[Supplied data — start]
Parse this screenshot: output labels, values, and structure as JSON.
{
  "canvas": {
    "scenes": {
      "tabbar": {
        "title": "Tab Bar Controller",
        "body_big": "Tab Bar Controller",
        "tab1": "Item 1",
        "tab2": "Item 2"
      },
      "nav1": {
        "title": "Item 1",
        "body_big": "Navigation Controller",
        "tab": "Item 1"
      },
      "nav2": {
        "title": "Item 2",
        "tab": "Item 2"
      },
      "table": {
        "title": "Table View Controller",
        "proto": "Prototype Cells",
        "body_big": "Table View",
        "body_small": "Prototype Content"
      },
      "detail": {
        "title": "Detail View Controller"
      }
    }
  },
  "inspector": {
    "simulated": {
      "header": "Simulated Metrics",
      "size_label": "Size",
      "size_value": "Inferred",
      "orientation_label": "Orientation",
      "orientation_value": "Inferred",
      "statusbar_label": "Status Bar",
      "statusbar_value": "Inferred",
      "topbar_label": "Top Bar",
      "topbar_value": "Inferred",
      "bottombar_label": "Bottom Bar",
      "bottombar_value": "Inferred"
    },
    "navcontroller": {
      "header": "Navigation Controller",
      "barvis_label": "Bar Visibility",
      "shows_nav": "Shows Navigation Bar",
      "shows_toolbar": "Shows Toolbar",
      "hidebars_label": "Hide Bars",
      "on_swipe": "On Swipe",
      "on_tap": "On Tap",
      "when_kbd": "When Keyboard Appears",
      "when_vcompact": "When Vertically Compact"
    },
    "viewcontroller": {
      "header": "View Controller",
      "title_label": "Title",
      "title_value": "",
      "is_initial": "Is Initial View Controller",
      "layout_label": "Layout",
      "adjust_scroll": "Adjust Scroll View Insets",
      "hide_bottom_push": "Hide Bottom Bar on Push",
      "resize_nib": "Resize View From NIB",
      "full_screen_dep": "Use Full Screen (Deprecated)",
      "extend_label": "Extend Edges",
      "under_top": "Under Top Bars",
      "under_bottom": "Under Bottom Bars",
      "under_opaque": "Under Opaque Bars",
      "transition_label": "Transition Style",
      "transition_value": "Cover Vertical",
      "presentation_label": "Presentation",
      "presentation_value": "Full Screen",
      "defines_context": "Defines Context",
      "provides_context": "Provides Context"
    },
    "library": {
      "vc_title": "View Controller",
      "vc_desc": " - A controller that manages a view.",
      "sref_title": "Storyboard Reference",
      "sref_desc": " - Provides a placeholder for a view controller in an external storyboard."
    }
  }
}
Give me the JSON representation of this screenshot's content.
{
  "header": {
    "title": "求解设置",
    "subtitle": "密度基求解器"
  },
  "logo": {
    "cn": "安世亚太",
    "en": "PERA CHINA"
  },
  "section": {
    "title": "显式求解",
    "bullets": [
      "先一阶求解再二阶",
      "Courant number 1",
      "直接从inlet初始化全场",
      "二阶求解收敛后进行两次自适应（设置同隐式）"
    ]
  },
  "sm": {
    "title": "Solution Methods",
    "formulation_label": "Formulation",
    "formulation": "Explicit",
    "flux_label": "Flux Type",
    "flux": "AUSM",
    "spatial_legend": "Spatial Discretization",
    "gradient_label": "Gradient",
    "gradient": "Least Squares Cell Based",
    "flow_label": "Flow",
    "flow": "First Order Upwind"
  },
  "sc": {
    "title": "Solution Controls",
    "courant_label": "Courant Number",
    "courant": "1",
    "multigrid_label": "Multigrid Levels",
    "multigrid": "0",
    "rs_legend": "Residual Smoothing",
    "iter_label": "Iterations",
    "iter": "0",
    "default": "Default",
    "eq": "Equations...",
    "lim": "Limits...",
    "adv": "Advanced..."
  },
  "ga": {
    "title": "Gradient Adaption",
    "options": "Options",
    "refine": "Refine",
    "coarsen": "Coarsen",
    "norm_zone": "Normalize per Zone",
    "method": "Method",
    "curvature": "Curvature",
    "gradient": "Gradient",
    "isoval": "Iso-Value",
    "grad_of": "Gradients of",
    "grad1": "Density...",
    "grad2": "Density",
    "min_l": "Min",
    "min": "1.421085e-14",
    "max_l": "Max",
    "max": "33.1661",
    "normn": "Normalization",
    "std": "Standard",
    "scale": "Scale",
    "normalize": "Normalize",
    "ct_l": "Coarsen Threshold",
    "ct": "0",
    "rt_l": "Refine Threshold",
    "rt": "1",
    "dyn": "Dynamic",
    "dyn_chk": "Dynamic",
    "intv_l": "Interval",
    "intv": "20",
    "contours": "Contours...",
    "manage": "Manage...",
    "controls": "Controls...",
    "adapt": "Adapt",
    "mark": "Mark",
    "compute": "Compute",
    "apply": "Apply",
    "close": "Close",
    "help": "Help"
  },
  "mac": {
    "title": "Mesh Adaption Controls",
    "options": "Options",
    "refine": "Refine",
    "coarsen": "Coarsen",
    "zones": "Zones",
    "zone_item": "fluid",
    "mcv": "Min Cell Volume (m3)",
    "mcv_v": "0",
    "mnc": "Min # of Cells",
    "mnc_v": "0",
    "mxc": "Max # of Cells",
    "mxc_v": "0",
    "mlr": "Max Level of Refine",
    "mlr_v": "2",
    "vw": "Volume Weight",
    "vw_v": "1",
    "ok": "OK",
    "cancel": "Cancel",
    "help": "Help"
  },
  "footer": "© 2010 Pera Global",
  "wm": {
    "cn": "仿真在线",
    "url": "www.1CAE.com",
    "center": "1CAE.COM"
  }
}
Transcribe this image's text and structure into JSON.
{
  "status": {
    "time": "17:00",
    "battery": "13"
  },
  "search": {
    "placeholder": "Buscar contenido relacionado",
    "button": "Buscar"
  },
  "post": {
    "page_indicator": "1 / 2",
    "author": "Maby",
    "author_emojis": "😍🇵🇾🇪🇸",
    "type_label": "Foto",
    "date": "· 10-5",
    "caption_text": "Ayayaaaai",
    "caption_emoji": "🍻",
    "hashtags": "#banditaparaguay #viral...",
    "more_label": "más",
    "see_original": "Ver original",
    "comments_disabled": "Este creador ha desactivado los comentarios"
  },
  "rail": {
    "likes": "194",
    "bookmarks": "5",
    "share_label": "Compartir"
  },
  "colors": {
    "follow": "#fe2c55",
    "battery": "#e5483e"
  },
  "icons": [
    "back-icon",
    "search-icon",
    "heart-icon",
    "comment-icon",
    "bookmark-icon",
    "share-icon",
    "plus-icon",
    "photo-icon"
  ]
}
[Supplied data — finish]
Exercise objective> Exactly as written above, copy every line.

Your response>
Parse this screenshot: output labels, values, and structure as JSON.
{
  "canvas": {
    "scenes": {
      "tabbar": {
        "title": "Tab Bar Controller",
        "body_big": "Tab Bar Controller",
        "tab1": "Item 1",
        "tab2": "Item 2"
      },
      "nav1": {
        "title": "Item 1",
        "body_big": "Navigation Controller",
        "tab": "Item 1"
      },
      "nav2": {
        "title": "Item 2",
        "tab": "Item 2"
      },
      "table": {
        "title": "Table View Controller",
        "proto": "Prototype Cells",
        "body_big": "Table View",
        "body_small": "Prototype Content"
      },
      "detail": {
        "title": "Detail View Controller"
      }
    }
  },
  "inspector": {
    "simulated": {
      "header": "Simulated Metrics",
      "size_label": "Size",
      "size_value": "Inferred",
      "orientation_label": "Orientation",
      "orientation_value": "Inferred",
      "statusbar_label": "Status Bar",
      "statusbar_value": "Inferred",
      "topbar_label": "Top Bar",
      "topbar_value": "Inferred",
      "bottombar_label": "Bottom Bar",
      "bottombar_value": "Inferred"
    },
    "navcontroller": {
      "header": "Navigation Controller",
      "barvis_label": "Bar Visibility",
      "shows_nav": "Shows Navigation Bar",
      "shows_toolbar": "Shows Toolbar",
      "hidebars_label": "Hide Bars",
      "on_swipe": "On Swipe",
      "on_tap": "On Tap",
      "when_kbd": "When Keyboard Appears",
      "when_vcompact": "When Vertically Compact"
    },
    "viewcontroller": {
      "header": "View Controller",
      "title_label": "Title",
      "title_value": "",
      "is_initial": "Is Initial View Controller",
      "layout_label": "Layout",
      "adjust_scroll": "Adjust Scroll View Insets",
      "hide_bottom_push": "Hide Bottom Bar on Push",
      "resize_nib": "Resize View From NIB",
      "full_screen_dep": "Use Full Screen (Deprecated)",
      "extend_label": "Extend Edges",
      "under_top": "Under Top Bars",
      "under_bottom": "Under Bottom Bars",
      "under_opaque": "Under Opaque Bars",
      "transition_label": "Transition Style",
      "transition_value": "Cover Vertical",
      "presentation_label": "Presentation",
      "presentation_value": "Full Screen",
      "defines_context": "Defines Context",
      "provides_context": "Provides Context"
    },
    "library": {
      "vc_title": "View Controller",
      "vc_desc": " - A controller that manages a view.",
      "sref_title": "Storyboard Reference",
      "sref_desc": " - Provides a placeholder for a view controller in an external storyboard."
    }
  }
}
Give me the JSON representation of this screenshot's content.
{
  "header": {
    "title": "求解设置",
    "subtitle": "密度基求解器"
  },
  "logo": {
    "cn": "安世亚太",
    "en": "PERA CHINA"
  },
  "section": {
    "title": "显式求解",
    "bullets": [
      "先一阶求解再二阶",
      "Courant number 1",
      "直接从inlet初始化全场",
      "二阶求解收敛后进行两次自适应（设置同隐式）"
    ]
  },
  "sm": {
    "title": "Solution Methods",
    "formulation_label": "Formulation",
    "formulation": "Explicit",
    "flux_label": "Flux Type",
    "flux": "AUSM",
    "spatial_legend": "Spatial Discretization",
    "gradient_label": "Gradient",
    "gradient": "Least Squares Cell Based",
    "flow_label": "Flow",
    "flow": "First Order Upwind"
  },
  "sc": {
    "title": "Solution Controls",
    "courant_label": "Courant Number",
    "courant": "1",
    "multigrid_label": "Multigrid Levels",
    "multigrid": "0",
    "rs_legend": "Residual Smoothing",
    "iter_label": "Iterations",
    "iter": "0",
    "default": "Default",
    "eq": "Equations...",
    "lim": "Limits...",
    "adv": "Advanced..."
  },
  "ga": {
    "title": "Gradient Adaption",
    "options": "Options",
    "refine": "Refine",
    "coarsen": "Coarsen",
    "norm_zone": "Normalize per Zone",
    "method": "Method",
    "curvature": "Curvature",
    "gradient": "Gradient",
    "isoval": "Iso-Value",
    "grad_of": "Gradients of",
    "grad1": "Density...",
    "grad2": "Density",
    "min_l": "Min",
    "min": "1.421085e-14",
    "max_l": "Max",
    "max": "33.1661",
    "normn": "Normalization",
    "std": "Standard",
    "scale": "Scale",
    "normalize": "Normalize",
    "ct_l": "Coarsen Threshold",
    "ct": "0",
    "rt_l": "Refine Threshold",
    "rt": "1",
    "dyn": "Dynamic",
    "dyn_chk": "Dynamic",
    "intv_l": "Interval",
    "intv": "20",
    "contours": "Contours...",
    "manage": "Manage...",
    "controls": "Controls...",
    "adapt": "Adapt",
    "mark": "Mark",
    "compute": "Compute",
    "apply": "Apply",
    "close": "Close",
    "help": "Help"
  },
  "mac": {
    "title": "Mesh Adaption Controls",
    "options": "Options",
    "refine": "Refine",
    "coarsen": "Coarsen",
    "zones": "Zones",
    "zone_item": "fluid",
    "mcv": "Min Cell Volume (m3)",
    "mcv_v": "0",
    "mnc": "Min # of Cells",
    "mnc_v": "0",
    "mxc": "Max # of Cells",
    "mxc_v": "0",
    "mlr": "Max Level of Refine",
    "mlr_v": "2",
    "vw": "Volume Weight",
    "vw_v": "1",
    "ok": "OK",
    "cancel": "Cancel",
    "help": "Help"
  },
  "footer": "© 2010 Pera Global",
  "wm": {
    "cn": "仿真在线",
    "url": "www.1CAE.com",
    "center": "1CAE.COM"
  }
}
Transcribe this image's text and structure into JSON.
{
  "status": {
    "time": "17:00",
    "battery": "13"
  },
  "search": {
    "placeholder": "Buscar contenido relacionado",
    "button": "Buscar"
  },
  "post": {
    "page_indicator": "1 / 2",
    "author": "Maby",
    "author_emojis": "😍🇵🇾🇪🇸",
    "type_label": "Foto",
    "date": "· 10-5",
    "caption_text": "Ayayaaaai",
    "caption_emoji": "🍻",
    "hashtags": "#banditaparaguay #viral...",
    "more_label": "más",
    "see_original": "Ver original",
    "comments_disabled": "Este creador ha desactivado los comentarios"
  },
  "rail": {
    "likes": "194",
    "bookmarks": "5",
    "share_label": "Compartir"
  },
  "colors": {
    "follow": "#fe2c55",
    "battery": "#e5483e"
  },
  "icons": [
    "back-icon",
    "search-icon",
    "heart-icon",
    "comment-icon",
    "bookmark-icon",
    "share-icon",
    "plus-icon",
    "photo-icon"
  ]
}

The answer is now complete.